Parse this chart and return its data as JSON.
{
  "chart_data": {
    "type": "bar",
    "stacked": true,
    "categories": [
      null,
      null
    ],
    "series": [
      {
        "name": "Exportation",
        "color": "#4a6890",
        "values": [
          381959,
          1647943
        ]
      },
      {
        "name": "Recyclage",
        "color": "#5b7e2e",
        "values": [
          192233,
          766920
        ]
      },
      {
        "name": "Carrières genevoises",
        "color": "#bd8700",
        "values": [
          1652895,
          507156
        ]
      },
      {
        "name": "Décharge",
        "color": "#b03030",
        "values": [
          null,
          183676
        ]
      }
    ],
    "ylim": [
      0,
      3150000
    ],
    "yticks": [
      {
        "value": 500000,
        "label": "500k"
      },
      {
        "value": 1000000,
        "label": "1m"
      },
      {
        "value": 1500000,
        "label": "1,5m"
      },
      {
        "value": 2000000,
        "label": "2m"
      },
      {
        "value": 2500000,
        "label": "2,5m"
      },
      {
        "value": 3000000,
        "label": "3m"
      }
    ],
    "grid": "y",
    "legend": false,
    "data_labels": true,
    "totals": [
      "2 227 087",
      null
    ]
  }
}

################

● Exercise aim
Retype the records that precede this task, keeping them exactly the same.

● Output
Parse this chart and return its data as JSON.
{
  "chart_data": {
    "type": "bar",
    "stacked": true,
    "categories": [
      null,
      null
    ],
    "series": [
      {
        "name": "Exportation",
        "color": "#4a6890",
        "values": [
          381959,
          1647943
        ]
      },
      {
        "name": "Recyclage",
        "color": "#5b7e2e",
        "values": [
          192233,
          766920
        ]
      },
      {
        "name": "Carrières genevoises",
        "color": "#bd8700",
        "values": [
          1652895,
          507156
        ]
      },
      {
        "name": "Décharge",
        "color": "#b03030",
        "values": [
          null,
          183676
        ]
      }
    ],
    "ylim": [
      0,
      3150000
    ],
    "yticks": [
      {
        "value": 500000,
        "label": "500k"
      },
      {
        "value": 1000000,
        "label": "1m"
      },
      {
        "value": 1500000,
        "label": "1,5m"
      },
      {
        "value": 2000000,
        "label": "2m"
      },
      {
        "value": 2500000,
        "label": "2,5m"
      },
      {
        "value": 3000000,
        "label": "3m"
      }
    ],
    "grid": "y",
    "legend": false,
    "data_labels": true,
    "totals": [
      "2 227 087",
      null
    ]
  }
}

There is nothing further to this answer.